| What to do |
Check every line of the entries for "OAKS", and copy the lines that hold it.

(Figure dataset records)
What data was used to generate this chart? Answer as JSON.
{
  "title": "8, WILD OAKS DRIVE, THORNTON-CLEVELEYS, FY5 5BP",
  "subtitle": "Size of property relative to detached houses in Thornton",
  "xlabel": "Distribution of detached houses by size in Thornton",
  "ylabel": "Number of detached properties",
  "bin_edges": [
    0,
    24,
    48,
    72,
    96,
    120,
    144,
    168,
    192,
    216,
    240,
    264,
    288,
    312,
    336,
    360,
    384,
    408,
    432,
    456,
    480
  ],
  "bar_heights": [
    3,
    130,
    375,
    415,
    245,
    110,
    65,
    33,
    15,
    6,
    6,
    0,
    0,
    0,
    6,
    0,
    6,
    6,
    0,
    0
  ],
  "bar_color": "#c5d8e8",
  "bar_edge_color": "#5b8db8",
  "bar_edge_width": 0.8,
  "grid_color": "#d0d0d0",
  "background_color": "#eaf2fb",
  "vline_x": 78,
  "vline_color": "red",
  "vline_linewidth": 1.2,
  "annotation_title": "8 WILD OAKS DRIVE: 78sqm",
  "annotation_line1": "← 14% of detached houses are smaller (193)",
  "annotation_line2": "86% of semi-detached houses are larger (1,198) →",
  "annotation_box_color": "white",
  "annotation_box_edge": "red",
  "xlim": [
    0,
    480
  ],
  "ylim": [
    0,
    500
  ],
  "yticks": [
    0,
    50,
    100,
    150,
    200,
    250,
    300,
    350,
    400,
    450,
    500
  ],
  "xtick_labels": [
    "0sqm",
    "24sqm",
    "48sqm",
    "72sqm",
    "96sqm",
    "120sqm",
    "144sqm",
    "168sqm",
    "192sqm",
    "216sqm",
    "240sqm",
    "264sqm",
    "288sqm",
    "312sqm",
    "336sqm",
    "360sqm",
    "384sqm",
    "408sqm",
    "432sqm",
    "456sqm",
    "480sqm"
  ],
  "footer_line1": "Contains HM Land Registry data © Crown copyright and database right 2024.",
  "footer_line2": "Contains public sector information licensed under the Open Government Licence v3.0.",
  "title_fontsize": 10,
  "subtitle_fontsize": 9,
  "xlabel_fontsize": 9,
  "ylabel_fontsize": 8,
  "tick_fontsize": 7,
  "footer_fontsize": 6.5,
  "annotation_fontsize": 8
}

| Output |
  "title": "8, WILD OAKS DRIVE, THORNTON-CLEVELEYS, FY5 5BP",
  "annotation_title": "8 WILD OAKS DRIVE: 78sqm",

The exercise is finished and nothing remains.